*Exercise goal*
Extract the data exactly, missing nothing.

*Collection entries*
-------------------------

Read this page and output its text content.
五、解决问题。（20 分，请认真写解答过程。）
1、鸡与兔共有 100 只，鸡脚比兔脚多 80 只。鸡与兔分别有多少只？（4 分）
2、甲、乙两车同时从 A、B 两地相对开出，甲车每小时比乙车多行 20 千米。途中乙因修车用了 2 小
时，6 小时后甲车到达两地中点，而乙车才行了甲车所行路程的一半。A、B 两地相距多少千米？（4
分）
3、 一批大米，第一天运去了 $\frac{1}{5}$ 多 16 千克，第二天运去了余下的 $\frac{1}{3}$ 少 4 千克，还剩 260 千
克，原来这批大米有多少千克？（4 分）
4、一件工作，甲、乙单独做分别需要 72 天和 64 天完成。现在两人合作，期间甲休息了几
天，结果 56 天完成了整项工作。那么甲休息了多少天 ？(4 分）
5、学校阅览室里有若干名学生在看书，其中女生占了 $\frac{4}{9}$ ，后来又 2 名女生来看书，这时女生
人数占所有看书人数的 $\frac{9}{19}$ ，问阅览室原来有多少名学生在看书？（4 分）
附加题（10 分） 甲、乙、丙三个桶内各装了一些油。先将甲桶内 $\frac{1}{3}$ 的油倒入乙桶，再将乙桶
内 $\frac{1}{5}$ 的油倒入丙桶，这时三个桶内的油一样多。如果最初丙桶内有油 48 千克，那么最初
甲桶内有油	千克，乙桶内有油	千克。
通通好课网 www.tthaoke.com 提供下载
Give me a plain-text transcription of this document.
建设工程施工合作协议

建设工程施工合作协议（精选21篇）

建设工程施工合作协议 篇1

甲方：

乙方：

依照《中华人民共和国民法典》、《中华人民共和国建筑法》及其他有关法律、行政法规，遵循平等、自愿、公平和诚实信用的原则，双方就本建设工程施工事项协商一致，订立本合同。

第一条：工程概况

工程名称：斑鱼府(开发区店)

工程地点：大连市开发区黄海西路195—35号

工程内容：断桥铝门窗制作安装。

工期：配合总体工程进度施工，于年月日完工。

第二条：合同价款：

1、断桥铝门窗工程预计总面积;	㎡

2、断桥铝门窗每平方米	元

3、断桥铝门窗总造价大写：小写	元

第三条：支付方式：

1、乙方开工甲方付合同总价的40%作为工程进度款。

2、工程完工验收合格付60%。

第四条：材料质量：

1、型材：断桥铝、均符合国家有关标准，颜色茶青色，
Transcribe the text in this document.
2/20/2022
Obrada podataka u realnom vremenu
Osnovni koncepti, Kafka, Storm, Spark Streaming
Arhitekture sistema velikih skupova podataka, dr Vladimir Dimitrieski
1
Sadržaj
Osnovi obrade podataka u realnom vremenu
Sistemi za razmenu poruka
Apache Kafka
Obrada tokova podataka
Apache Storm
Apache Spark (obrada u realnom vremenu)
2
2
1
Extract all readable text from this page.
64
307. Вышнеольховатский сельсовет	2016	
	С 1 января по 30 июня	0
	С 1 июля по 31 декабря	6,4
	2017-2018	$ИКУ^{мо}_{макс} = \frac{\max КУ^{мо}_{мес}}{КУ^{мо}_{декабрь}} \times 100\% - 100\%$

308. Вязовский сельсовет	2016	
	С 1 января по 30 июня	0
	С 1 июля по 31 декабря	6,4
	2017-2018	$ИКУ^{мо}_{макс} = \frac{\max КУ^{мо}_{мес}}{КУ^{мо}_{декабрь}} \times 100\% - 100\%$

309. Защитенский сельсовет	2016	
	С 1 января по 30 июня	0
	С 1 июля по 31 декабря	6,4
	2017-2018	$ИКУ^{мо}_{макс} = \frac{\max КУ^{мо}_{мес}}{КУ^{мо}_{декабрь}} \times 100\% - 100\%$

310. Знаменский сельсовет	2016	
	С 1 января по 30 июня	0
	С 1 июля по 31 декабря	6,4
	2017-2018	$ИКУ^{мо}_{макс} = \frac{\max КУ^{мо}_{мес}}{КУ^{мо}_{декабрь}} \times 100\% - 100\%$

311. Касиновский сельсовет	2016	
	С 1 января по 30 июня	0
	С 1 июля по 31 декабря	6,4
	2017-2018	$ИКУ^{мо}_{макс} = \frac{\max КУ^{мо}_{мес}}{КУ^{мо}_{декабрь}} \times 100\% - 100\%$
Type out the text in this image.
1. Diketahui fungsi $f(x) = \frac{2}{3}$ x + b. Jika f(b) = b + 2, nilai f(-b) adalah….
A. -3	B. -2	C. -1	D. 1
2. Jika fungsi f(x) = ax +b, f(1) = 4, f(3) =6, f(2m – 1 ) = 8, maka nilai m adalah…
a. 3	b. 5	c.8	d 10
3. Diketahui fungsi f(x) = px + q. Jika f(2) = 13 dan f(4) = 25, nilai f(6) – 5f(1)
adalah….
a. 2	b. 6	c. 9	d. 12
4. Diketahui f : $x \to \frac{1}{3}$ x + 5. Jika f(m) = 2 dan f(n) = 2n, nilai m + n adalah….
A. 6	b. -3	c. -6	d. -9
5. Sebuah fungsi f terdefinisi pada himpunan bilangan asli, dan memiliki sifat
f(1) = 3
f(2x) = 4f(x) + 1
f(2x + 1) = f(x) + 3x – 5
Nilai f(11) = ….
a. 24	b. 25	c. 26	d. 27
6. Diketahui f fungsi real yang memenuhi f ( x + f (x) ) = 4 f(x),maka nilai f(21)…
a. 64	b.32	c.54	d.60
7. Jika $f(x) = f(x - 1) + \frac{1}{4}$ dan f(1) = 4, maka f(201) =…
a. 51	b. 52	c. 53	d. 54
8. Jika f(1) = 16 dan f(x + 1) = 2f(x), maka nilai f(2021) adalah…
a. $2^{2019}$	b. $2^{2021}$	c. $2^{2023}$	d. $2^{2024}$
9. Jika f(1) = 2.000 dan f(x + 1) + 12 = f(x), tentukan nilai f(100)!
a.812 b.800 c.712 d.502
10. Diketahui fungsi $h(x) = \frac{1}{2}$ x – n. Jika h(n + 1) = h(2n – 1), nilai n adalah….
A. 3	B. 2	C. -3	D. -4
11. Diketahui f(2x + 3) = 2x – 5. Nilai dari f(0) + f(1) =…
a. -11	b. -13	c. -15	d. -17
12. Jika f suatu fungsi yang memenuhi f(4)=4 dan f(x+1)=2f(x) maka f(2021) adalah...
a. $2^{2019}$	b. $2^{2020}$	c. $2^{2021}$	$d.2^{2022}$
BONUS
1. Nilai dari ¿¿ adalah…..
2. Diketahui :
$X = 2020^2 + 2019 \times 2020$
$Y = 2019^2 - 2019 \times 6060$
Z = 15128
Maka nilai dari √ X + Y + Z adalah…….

-------------------------

*Written answer*
Read this page and output its text content.
五、解决问题。（20 分，请认真写解答过程。）
1、鸡与兔共有 100 只，鸡脚比兔脚多 80 只。鸡与兔分别有多少只？（4 分）
2、甲、乙两车同时从 A、B 两地相对开出，甲车每小时比乙车多行 20 千米。途中乙因修车用了 2 小
时，6 小时后甲车到达两地中点，而乙车才行了甲车所行路程的一半。A、B 两地相距多少千米？（4
分）
3、 一批大米，第一天运去了 $\frac{1}{5}$ 多 16 千克，第二天运去了余下的 $\frac{1}{3}$ 少 4 千克，还剩 260 千
克，原来这批大米有多少千克？（4 分）
4、一件工作，甲、乙单独做分别需要 72 天和 64 天完成。现在两人合作，期间甲休息了几
天，结果 56 天完成了整项工作。那么甲休息了多少天 ？(4 分）
5、学校阅览室里有若干名学生在看书，其中女生占了 $\frac{4}{9}$ ，后来又 2 名女生来看书，这时女生
人数占所有看书人数的 $\frac{9}{19}$ ，问阅览室原来有多少名学生在看书？（4 分）
附加题（10 分） 甲、乙、丙三个桶内各装了一些油。先将甲桶内 $\frac{1}{3}$ 的油倒入乙桶，再将乙桶
内 $\frac{1}{5}$ 的油倒入丙桶，这时三个桶内的油一样多。如果最初丙桶内有油 48 千克，那么最初
甲桶内有油	千克，乙桶内有油	千克。
通通好课网 www.tthaoke.com 提供下载
Give me a plain-text transcription of this document.
建设工程施工合作协议

建设工程施工合作协议（精选21篇）

建设工程施工合作协议 篇1

甲方：

乙方：

依照《中华人民共和国民法典》、《中华人民共和国建筑法》及其他有关法律、行政法规，遵循平等、自愿、公平和诚实信用的原则，双方就本建设工程施工事项协商一致，订立本合同。

第一条：工程概况

工程名称：斑鱼府(开发区店)

工程地点：大连市开发区黄海西路195—35号

工程内容：断桥铝门窗制作安装。

工期：配合总体工程进度施工，于年月日完工。

第二条：合同价款：

1、断桥铝门窗工程预计总面积;	㎡

2、断桥铝门窗每平方米	元

3、断桥铝门窗总造价大写：小写	元

第三条：支付方式：

1、乙方开工甲方付合同总价的40%作为工程进度款。

2、工程完工验收合格付60%。

第四条：材料质量：

1、型材：断桥铝、均符合国家有关标准，颜色茶青色，
Transcribe the text in this document.
2/20/2022
Obrada podataka u realnom vremenu
Osnovni koncepti, Kafka, Storm, Spark Streaming
Arhitekture sistema velikih skupova podataka, dr Vladimir Dimitrieski
1
Sadržaj
Osnovi obrade podataka u realnom vremenu
Sistemi za razmenu poruka
Apache Kafka
Obrada tokova podataka
Apache Storm
Apache Spark (obrada u realnom vremenu)
2
2
1
Extract all readable text from this page.
64
307. Вышнеольховатский сельсовет	2016	
	С 1 января по 30 июня	0
	С 1 июля по 31 декабря	6,4
	2017-2018	$ИКУ^{мо}_{макс} = \frac{\max КУ^{мо}_{мес}}{КУ^{мо}_{декабрь}} \times 100\% - 100\%$

308. Вязовский сельсовет	2016	
	С 1 января по 30 июня	0
	С 1 июля по 31 декабря	6,4
	2017-2018	$ИКУ^{мо}_{макс} = \frac{\max КУ^{мо}_{мес}}{КУ^{мо}_{декабрь}} \times 100\% - 100\%$

309. Защитенский сельсовет	2016	
	С 1 января по 30 июня	0
	С 1 июля по 31 декабря	6,4
	2017-2018	$ИКУ^{мо}_{макс} = \frac{\max КУ^{мо}_{мес}}{КУ^{мо}_{декабрь}} \times 100\% - 100\%$

310. Знаменский сельсовет	2016	
	С 1 января по 30 июня	0
	С 1 июля по 31 декабря	6,4
	2017-2018	$ИКУ^{мо}_{макс} = \frac{\max КУ^{мо}_{мес}}{КУ^{мо}_{декабрь}} \times 100\% - 100\%$

311. Касиновский сельсовет	2016	
	С 1 января по 30 июня	0
	С 1 июля по 31 декабря	6,4
	2017-2018	$ИКУ^{мо}_{макс} = \frac{\max КУ^{мо}_{мес}}{КУ^{мо}_{декабрь}} \times 100\% - 100\%$
Type out the text in this image.
1. Diketahui fungsi $f(x) = \frac{2}{3}$ x + b. Jika f(b) = b + 2, nilai f(-b) adalah….
A. -3	B. -2	C. -1	D. 1
2. Jika fungsi f(x) = ax +b, f(1) = 4, f(3) =6, f(2m – 1 ) = 8, maka nilai m adalah…
a. 3	b. 5	c.8	d 10
3. Diketahui fungsi f(x) = px + q. Jika f(2) = 13 dan f(4) = 25, nilai f(6) – 5f(1)
adalah….
a. 2	b. 6	c. 9	d. 12
4. Diketahui f : $x \to \frac{1}{3}$ x + 5. Jika f(m) = 2 dan f(n) = 2n, nilai m + n adalah….
A. 6	b. -3	c. -6	d. -9
5. Sebuah fungsi f terdefinisi pada himpunan bilangan asli, dan memiliki sifat
f(1) = 3
f(2x) = 4f(x) + 1
f(2x + 1) = f(x) + 3x – 5
Nilai f(11) = ….
a. 24	b. 25	c. 26	d. 27
6. Diketahui f fungsi real yang memenuhi f ( x + f (x) ) = 4 f(x),maka nilai f(21)…
a. 64	b.32	c.54	d.60
7. Jika $f(x) = f(x - 1) + \frac{1}{4}$ dan f(1) = 4, maka f(201) =…
a. 51	b. 52	c. 53	d. 54
8. Jika f(1) = 16 dan f(x + 1) = 2f(x), maka nilai f(2021) adalah…
a. $2^{2019}$	b. $2^{2021}$	c. $2^{2023}$	d. $2^{2024}$
9. Jika f(1) = 2.000 dan f(x + 1) + 12 = f(x), tentukan nilai f(100)!
a.812 b.800 c.712 d.502
10. Diketahui fungsi $h(x) = \frac{1}{2}$ x – n. Jika h(n + 1) = h(2n – 1), nilai n adalah….
A. 3	B. 2	C. -3	D. -4
11. Diketahui f(2x + 3) = 2x – 5. Nilai dari f(0) + f(1) =…
a. -11	b. -13	c. -15	d. -17
12. Jika f suatu fungsi yang memenuhi f(4)=4 dan f(x+1)=2f(x) maka f(2021) adalah...
a. $2^{2019}$	b. $2^{2020}$	c. $2^{2021}$	$d.2^{2022}$
BONUS
1. Nilai dari ¿¿ adalah…..
2. Diketahui :
$X = 2020^2 + 2019 \times 2020$
$Y = 2019^2 - 2019 \times 6060$
Z = 15128
Maka nilai dari √ X + Y + Z adalah…….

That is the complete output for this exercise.